### DATA PROVIDED
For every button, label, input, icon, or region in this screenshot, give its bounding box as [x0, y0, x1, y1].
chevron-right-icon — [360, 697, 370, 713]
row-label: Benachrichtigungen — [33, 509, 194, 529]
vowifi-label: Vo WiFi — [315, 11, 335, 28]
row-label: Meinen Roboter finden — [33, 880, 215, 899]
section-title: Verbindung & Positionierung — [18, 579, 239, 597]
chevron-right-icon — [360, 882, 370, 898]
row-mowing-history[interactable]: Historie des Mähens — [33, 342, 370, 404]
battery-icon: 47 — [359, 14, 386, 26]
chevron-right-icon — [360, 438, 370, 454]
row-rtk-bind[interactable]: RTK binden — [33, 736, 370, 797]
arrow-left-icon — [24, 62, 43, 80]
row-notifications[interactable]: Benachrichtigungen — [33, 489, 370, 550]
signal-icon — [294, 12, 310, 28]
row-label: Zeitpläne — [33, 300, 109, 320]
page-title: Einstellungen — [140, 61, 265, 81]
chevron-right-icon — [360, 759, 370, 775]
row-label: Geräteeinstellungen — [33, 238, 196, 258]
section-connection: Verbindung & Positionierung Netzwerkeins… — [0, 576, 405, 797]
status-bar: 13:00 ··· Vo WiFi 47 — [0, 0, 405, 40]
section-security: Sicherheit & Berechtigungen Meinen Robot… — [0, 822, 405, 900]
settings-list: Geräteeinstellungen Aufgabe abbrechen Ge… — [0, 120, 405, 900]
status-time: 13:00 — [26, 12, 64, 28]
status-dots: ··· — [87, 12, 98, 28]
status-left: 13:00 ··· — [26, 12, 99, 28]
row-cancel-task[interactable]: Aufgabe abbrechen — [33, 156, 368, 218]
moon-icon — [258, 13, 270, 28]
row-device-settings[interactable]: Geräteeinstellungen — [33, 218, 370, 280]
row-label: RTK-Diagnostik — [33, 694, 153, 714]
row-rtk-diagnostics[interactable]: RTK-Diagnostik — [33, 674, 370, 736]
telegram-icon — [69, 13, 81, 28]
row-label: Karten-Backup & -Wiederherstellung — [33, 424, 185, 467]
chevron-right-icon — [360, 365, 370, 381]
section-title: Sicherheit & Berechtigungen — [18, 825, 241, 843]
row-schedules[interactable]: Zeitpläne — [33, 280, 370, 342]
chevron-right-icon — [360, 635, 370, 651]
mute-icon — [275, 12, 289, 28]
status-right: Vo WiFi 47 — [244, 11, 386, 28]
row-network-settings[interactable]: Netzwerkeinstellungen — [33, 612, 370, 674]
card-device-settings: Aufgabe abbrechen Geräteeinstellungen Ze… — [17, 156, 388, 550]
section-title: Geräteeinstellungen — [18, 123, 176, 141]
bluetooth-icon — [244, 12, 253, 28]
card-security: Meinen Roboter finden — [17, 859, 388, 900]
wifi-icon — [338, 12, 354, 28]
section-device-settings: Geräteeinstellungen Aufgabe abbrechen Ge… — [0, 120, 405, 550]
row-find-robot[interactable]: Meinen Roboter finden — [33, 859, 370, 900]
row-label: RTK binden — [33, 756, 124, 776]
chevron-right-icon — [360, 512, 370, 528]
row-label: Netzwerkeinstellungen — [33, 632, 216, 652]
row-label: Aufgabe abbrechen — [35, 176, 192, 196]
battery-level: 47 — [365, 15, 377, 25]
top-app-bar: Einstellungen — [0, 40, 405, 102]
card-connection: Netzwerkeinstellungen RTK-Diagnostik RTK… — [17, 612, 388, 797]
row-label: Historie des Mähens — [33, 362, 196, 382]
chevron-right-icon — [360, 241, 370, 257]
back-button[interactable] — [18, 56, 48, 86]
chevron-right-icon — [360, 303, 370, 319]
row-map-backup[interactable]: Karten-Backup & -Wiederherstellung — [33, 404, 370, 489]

### SHORT TASK
How many lines of the items above contain the string "Zeitpläne"? Case counts; reply with the number alone.

### PROBLEM SOLUTION
2